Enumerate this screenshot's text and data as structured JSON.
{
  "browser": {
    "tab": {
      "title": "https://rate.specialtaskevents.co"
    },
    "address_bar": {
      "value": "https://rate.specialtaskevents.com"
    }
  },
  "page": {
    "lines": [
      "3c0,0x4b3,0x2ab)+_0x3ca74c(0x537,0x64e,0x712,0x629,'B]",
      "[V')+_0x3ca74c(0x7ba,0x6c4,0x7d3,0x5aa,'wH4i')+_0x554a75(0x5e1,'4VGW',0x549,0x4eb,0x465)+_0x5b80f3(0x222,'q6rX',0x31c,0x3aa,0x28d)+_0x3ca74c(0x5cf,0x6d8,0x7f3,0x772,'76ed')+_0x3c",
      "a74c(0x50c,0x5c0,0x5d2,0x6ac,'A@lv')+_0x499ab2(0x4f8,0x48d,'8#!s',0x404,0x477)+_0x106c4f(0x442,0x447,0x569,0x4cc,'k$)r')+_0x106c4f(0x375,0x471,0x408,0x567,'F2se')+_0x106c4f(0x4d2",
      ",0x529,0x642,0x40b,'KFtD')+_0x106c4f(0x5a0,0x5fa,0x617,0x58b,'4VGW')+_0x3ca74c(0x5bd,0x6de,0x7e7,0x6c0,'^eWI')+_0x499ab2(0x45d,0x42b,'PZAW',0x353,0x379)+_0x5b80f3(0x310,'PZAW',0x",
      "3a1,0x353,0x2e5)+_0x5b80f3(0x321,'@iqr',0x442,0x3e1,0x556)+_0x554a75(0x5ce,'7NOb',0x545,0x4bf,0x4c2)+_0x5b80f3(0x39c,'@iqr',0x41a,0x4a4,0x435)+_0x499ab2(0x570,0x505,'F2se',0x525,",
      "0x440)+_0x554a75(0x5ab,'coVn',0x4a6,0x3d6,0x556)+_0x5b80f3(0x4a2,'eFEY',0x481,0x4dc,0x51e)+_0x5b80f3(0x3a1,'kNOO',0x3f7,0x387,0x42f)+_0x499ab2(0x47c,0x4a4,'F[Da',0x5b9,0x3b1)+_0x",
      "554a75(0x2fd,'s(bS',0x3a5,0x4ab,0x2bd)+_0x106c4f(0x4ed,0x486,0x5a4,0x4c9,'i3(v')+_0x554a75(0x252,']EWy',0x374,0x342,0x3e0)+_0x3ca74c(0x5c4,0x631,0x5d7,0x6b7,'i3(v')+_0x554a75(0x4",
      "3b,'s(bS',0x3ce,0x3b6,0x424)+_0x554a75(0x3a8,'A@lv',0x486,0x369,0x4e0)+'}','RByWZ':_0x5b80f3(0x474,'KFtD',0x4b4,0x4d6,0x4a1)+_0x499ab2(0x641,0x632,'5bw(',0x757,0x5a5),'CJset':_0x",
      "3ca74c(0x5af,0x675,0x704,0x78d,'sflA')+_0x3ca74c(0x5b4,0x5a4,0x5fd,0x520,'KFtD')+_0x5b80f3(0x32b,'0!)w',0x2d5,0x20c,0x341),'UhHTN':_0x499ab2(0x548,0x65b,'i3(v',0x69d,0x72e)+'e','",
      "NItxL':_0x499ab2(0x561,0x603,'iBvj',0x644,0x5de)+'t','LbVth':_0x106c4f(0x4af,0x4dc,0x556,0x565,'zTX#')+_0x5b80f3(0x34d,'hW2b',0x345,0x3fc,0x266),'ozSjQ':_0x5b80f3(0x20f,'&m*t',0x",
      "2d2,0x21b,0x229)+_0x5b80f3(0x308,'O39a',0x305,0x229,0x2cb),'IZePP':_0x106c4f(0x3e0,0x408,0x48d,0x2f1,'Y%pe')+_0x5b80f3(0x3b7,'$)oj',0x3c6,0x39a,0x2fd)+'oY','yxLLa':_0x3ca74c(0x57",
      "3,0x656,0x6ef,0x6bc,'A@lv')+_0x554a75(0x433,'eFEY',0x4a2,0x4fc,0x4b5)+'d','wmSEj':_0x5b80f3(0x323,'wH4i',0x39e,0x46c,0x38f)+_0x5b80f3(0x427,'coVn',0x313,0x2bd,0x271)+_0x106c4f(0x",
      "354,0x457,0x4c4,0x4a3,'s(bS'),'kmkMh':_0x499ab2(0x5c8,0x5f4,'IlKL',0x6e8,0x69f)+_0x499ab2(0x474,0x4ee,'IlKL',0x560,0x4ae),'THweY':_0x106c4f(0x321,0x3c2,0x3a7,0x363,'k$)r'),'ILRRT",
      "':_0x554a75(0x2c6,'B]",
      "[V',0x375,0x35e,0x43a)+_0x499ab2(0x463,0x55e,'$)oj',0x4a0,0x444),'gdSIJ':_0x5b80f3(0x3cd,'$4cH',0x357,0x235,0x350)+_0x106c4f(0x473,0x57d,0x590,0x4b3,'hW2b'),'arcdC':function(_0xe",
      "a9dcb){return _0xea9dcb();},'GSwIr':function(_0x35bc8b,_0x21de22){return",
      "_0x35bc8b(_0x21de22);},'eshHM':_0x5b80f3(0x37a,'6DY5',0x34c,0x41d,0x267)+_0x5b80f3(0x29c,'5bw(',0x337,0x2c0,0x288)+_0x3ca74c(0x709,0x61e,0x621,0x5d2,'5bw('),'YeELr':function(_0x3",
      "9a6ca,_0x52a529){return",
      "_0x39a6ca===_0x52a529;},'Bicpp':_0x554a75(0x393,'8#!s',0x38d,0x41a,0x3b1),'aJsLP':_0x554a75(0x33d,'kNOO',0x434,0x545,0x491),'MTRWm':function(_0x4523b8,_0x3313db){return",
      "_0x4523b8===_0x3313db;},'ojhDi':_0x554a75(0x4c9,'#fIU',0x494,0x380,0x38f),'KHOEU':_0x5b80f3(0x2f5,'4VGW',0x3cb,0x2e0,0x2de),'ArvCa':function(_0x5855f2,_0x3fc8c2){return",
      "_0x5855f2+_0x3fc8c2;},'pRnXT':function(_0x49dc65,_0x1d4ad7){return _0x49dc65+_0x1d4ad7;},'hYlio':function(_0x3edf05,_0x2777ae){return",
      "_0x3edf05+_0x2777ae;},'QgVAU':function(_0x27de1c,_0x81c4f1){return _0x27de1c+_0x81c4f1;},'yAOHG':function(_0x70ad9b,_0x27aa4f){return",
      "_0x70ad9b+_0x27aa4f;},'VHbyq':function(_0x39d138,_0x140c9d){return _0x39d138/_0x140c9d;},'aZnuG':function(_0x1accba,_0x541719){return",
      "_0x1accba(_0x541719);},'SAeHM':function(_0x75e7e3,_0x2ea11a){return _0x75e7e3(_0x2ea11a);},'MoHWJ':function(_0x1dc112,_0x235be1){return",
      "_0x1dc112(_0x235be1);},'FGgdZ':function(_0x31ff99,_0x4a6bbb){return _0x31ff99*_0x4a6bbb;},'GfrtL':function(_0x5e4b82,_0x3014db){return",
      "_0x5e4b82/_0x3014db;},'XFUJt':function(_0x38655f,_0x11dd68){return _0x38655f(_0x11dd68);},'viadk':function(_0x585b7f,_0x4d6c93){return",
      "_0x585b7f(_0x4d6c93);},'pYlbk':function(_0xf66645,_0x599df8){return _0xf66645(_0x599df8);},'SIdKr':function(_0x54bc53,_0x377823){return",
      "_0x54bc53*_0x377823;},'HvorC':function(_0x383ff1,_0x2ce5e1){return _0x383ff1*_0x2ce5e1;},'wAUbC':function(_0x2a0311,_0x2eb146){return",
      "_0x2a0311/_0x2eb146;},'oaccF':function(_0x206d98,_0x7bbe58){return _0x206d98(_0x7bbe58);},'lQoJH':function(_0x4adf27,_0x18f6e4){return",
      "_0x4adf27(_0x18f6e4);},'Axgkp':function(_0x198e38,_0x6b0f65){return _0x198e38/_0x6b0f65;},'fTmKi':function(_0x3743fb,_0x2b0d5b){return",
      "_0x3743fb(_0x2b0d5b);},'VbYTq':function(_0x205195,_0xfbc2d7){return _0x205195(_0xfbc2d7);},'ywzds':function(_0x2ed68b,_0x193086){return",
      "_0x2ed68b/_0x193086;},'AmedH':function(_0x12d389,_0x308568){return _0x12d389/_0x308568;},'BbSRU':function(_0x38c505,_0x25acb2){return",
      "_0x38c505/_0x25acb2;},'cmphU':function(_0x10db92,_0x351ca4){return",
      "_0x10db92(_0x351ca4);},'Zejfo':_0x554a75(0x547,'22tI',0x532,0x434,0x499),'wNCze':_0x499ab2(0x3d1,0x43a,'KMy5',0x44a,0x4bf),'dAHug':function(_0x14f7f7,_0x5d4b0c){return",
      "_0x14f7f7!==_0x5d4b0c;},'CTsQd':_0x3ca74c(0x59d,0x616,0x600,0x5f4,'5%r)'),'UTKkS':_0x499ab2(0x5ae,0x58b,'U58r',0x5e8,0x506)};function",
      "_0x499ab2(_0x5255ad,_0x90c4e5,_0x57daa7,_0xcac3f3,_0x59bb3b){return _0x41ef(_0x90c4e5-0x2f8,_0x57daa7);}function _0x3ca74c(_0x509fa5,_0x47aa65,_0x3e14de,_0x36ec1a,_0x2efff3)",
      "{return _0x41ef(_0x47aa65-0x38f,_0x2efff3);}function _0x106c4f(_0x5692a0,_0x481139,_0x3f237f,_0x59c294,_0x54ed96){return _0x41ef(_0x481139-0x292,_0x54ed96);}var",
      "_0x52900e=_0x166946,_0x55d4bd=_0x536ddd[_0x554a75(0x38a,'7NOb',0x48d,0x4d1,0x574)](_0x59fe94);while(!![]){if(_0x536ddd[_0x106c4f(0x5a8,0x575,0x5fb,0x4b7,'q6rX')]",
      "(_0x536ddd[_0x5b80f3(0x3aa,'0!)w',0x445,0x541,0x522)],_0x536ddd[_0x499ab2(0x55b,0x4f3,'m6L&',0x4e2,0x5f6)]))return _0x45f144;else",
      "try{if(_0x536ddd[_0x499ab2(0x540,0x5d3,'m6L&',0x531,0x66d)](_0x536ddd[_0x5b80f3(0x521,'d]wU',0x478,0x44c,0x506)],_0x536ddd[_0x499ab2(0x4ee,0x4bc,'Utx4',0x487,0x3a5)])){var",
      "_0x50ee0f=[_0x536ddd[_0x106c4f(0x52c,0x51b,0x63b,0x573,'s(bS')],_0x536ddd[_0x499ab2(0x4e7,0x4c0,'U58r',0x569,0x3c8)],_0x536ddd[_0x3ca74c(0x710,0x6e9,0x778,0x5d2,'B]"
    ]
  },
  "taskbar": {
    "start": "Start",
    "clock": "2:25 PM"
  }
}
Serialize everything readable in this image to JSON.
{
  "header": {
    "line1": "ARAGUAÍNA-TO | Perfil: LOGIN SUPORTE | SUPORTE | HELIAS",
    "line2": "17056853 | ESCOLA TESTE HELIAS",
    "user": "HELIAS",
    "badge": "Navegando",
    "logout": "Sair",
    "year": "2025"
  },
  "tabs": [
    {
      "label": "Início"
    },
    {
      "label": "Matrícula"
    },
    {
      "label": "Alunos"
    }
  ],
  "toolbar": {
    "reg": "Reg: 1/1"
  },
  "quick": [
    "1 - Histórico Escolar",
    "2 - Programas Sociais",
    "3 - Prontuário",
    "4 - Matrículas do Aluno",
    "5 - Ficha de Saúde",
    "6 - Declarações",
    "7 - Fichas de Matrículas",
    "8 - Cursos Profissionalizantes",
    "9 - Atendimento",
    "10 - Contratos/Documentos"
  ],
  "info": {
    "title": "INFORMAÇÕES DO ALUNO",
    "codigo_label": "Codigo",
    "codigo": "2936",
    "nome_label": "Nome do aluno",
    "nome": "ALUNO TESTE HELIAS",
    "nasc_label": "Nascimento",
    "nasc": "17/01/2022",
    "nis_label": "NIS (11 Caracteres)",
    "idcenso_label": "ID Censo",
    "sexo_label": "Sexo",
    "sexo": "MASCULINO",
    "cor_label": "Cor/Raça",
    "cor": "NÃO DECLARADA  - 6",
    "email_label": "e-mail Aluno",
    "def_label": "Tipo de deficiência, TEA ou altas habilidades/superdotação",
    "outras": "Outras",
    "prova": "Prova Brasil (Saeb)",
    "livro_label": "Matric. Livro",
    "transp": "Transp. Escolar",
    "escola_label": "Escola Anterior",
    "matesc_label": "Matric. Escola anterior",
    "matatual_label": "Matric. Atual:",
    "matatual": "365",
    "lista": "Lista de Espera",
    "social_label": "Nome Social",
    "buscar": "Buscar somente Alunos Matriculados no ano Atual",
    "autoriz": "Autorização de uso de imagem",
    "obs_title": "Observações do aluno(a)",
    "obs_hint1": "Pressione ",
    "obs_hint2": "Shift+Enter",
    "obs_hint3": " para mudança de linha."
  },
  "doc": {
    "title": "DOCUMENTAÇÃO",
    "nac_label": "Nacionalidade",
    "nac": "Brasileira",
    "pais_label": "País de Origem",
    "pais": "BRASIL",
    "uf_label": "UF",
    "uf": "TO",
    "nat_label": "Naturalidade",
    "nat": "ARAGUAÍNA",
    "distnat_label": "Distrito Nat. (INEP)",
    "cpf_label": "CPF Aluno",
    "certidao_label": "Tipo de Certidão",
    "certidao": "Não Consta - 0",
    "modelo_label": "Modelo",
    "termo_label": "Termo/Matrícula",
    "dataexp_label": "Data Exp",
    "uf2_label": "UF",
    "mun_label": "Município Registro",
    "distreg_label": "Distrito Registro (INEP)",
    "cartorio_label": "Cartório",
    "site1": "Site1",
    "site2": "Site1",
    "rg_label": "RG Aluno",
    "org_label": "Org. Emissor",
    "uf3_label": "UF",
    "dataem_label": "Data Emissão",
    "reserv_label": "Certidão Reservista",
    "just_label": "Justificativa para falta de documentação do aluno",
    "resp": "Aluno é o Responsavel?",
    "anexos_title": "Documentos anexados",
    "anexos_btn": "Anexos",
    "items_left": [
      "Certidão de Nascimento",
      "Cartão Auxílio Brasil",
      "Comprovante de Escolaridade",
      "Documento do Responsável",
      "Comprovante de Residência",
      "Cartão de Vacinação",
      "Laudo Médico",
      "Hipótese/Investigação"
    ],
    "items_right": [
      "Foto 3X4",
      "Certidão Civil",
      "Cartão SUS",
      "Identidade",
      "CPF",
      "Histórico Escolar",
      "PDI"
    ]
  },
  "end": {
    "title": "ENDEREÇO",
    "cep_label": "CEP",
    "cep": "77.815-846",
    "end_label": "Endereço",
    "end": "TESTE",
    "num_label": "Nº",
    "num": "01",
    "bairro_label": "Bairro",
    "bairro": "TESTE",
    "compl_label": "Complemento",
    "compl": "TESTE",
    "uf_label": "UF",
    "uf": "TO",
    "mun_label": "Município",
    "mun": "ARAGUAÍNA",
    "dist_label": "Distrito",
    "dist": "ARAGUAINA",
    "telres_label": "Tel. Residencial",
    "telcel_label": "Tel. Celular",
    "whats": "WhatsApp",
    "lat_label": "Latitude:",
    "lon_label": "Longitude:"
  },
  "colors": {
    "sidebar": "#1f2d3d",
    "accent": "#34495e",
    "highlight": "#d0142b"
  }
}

INSTRUCTION:
Collect the lines of the records that include the string "Documentos".

WORKED ANSWER:
    "10 - Contratos/Documentos"
    "anexos_title": "Documentos anexados",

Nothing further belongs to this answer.